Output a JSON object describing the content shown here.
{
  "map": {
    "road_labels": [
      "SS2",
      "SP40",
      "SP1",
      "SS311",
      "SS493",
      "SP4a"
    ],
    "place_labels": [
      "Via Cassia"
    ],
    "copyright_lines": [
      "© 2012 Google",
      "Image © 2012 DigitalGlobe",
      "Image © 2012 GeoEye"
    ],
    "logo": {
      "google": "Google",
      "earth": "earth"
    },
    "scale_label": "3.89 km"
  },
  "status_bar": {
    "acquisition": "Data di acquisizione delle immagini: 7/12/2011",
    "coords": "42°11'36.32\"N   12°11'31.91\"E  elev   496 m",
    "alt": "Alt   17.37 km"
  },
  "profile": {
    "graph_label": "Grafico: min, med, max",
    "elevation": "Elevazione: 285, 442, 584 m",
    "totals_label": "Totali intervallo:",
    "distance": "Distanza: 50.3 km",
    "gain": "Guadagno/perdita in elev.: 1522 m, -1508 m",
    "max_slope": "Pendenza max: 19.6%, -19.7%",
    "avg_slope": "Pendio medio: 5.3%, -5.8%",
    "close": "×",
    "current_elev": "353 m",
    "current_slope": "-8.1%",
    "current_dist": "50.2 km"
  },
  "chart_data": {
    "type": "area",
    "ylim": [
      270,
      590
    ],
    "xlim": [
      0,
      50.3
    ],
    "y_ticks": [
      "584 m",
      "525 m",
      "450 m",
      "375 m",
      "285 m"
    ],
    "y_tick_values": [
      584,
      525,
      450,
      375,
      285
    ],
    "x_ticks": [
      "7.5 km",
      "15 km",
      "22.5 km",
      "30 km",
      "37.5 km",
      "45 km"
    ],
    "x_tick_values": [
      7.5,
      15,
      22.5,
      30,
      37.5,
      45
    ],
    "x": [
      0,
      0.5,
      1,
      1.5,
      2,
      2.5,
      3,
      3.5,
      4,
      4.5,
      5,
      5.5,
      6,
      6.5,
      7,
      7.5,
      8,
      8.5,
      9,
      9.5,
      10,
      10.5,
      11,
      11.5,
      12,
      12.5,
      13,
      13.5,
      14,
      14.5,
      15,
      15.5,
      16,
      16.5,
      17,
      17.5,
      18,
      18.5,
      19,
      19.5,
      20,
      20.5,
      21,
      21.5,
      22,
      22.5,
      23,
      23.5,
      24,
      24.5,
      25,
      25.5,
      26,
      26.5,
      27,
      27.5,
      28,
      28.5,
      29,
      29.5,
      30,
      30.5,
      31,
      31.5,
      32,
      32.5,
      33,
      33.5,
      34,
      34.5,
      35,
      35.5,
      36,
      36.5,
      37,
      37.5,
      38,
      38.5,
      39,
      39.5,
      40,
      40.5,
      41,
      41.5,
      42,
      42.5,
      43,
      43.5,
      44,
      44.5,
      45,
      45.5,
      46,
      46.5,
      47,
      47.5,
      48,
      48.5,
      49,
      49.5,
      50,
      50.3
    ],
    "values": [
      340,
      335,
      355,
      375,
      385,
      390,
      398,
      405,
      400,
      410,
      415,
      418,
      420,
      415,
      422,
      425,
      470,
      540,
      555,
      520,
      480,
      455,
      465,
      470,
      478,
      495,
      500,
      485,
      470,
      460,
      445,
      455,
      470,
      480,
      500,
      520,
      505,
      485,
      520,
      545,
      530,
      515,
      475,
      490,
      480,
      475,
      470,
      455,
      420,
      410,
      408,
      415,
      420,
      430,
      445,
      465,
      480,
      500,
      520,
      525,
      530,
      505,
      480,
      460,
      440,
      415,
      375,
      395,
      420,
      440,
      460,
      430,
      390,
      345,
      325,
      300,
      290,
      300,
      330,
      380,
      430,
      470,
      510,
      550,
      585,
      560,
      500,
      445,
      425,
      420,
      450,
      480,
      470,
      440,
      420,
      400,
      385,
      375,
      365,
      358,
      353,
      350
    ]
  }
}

━━━━━━━━━━━━━━━━━━━━━━━━━━━━━━

• _Given task_
Restate the data above exactly, keeping each word as it stands.

• _Complete answer_
Output a JSON object describing the content shown here.
{
  "map": {
    "road_labels": [
      "SS2",
      "SP40",
      "SP1",
      "SS311",
      "SS493",
      "SP4a"
    ],
    "place_labels": [
      "Via Cassia"
    ],
    "copyright_lines": [
      "© 2012 Google",
      "Image © 2012 DigitalGlobe",
      "Image © 2012 GeoEye"
    ],
    "logo": {
      "google": "Google",
      "earth": "earth"
    },
    "scale_label": "3.89 km"
  },
  "status_bar": {
    "acquisition": "Data di acquisizione delle immagini: 7/12/2011",
    "coords": "42°11'36.32\"N   12°11'31.91\"E  elev   496 m",
    "alt": "Alt   17.37 km"
  },
  "profile": {
    "graph_label": "Grafico: min, med, max",
    "elevation": "Elevazione: 285, 442, 584 m",
    "totals_label": "Totali intervallo:",
    "distance": "Distanza: 50.3 km",
    "gain": "Guadagno/perdita in elev.: 1522 m, -1508 m",
    "max_slope": "Pendenza max: 19.6%, -19.7%",
    "avg_slope": "Pendio medio: 5.3%, -5.8%",
    "close": "×",
    "current_elev": "353 m",
    "current_slope": "-8.1%",
    "current_dist": "50.2 km"
  },
  "chart_data": {
    "type": "area",
    "ylim": [
      270,
      590
    ],
    "xlim": [
      0,
      50.3
    ],
    "y_ticks": [
      "584 m",
      "525 m",
      "450 m",
      "375 m",
      "285 m"
    ],
    "y_tick_values": [
      584,
      525,
      450,
      375,
      285
    ],
    "x_ticks": [
      "7.5 km",
      "15 km",
      "22.5 km",
      "30 km",
      "37.5 km",
      "45 km"
    ],
    "x_tick_values": [
      7.5,
      15,
      22.5,
      30,
      37.5,
      45
    ],
    "x": [
      0,
      0.5,
      1,
      1.5,
      2,
      2.5,
      3,
      3.5,
      4,
      4.5,
      5,
      5.5,
      6,
      6.5,
      7,
      7.5,
      8,
      8.5,
      9,
      9.5,
      10,
      10.5,
      11,
      11.5,
      12,
      12.5,
      13,
      13.5,
      14,
      14.5,
      15,
      15.5,
      16,
      16.5,
      17,
      17.5,
      18,
      18.5,
      19,
      19.5,
      20,
      20.5,
      21,
      21.5,
      22,
      22.5,
      23,
      23.5,
      24,
      24.5,
      25,
      25.5,
      26,
      26.5,
      27,
      27.5,
      28,
      28.5,
      29,
      29.5,
      30,
      30.5,
      31,
      31.5,
      32,
      32.5,
      33,
      33.5,
      34,
      34.5,
      35,
      35.5,
      36,
      36.5,
      37,
      37.5,
      38,
      38.5,
      39,
      39.5,
      40,
      40.5,
      41,
      41.5,
      42,
      42.5,
      43,
      43.5,
      44,
      44.5,
      45,
      45.5,
      46,
      46.5,
      47,
      47.5,
      48,
      48.5,
      49,
      49.5,
      50,
      50.3
    ],
    "values": [
      340,
      335,
      355,
      375,
      385,
      390,
      398,
      405,
      400,
      410,
      415,
      418,
      420,
      415,
      422,
      425,
      470,
      540,
      555,
      520,
      480,
      455,
      465,
      470,
      478,
      495,
      500,
      485,
      470,
      460,
      445,
      455,
      470,
      480,
      500,
      520,
      505,
      485,
      520,
      545,
      530,
      515,
      475,
      490,
      480,
      475,
      470,
      455,
      420,
      410,
      408,
      415,
      420,
      430,
      445,
      465,
      480,
      500,
      520,
      525,
      530,
      505,
      480,
      460,
      440,
      415,
      375,
      395,
      420,
      440,
      460,
      430,
      390,
      345,
      325,
      300,
      290,
      300,
      330,
      380,
      430,
      470,
      510,
      550,
      585,
      560,
      500,
      445,
      425,
      420,
      450,
      480,
      470,
      440,
      420,
      400,
      385,
      375,
      365,
      358,
      353,
      350
    ]
  }
}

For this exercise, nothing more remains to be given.